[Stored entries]
↓↓↓
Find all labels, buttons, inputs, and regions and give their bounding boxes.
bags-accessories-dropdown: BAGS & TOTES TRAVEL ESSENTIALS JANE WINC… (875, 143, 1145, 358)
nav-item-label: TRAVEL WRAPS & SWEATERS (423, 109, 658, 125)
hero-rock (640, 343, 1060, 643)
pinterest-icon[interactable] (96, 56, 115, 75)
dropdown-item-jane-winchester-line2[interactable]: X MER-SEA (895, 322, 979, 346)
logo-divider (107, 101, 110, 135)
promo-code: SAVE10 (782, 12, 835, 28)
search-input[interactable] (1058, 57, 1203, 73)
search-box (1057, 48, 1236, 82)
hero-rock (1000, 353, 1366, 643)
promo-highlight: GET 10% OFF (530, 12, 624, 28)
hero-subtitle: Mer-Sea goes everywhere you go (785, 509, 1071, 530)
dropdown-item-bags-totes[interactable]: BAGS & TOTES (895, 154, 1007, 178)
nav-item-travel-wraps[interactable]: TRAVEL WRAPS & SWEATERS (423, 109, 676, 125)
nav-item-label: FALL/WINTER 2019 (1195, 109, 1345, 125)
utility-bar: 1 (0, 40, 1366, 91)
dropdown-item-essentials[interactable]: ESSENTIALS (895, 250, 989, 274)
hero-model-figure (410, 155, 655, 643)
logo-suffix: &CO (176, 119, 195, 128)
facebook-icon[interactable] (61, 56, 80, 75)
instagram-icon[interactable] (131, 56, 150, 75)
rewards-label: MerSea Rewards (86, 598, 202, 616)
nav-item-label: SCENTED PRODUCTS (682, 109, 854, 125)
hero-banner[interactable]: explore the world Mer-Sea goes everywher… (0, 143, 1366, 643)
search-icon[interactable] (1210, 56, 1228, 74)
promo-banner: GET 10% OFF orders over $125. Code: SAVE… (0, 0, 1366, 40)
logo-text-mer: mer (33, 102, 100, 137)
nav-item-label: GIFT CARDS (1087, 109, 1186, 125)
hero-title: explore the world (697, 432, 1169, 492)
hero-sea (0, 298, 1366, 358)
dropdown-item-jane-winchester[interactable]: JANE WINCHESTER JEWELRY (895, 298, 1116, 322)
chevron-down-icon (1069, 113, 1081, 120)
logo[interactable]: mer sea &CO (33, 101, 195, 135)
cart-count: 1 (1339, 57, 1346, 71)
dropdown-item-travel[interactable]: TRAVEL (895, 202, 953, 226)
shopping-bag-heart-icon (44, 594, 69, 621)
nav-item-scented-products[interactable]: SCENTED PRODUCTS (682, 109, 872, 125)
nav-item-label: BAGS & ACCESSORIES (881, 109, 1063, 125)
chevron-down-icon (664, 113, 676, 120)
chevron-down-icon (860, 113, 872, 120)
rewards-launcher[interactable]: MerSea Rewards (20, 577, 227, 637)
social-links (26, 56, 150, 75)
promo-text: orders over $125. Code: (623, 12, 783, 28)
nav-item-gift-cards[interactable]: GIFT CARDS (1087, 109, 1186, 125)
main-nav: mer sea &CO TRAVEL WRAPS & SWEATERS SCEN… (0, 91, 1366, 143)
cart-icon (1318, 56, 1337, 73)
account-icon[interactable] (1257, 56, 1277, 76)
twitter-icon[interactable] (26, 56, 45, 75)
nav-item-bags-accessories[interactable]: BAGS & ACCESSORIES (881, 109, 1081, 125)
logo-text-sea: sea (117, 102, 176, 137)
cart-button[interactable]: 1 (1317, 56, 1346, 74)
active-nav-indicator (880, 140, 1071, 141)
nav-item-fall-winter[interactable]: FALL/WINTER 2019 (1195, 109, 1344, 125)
↑↑↑
--- Aim ---
Reproduce the stretch of the records from the beginning through the line containing "promo-highlight: GET 10%", replacing "hero-rock" with "hero-boulder" and leaving everything else unchanged.

--- Task answer ---
Find all labels, buttons, inputs, and regions and give their bounding boxes.
bags-accessories-dropdown: BAGS & TOTES TRAVEL ESSENTIALS JANE WINC… (875, 143, 1145, 358)
nav-item-label: TRAVEL WRAPS & SWEATERS (423, 109, 658, 125)
hero-boulder (640, 343, 1060, 643)
pinterest-icon[interactable] (96, 56, 115, 75)
dropdown-item-jane-winchester-line2[interactable]: X MER-SEA (895, 322, 979, 346)
logo-divider (107, 101, 110, 135)
promo-code: SAVE10 (782, 12, 835, 28)
search-input[interactable] (1058, 57, 1203, 73)
search-box (1057, 48, 1236, 82)
hero-boulder (1000, 353, 1366, 643)
promo-highlight: GET 10% OFF (530, 12, 624, 28)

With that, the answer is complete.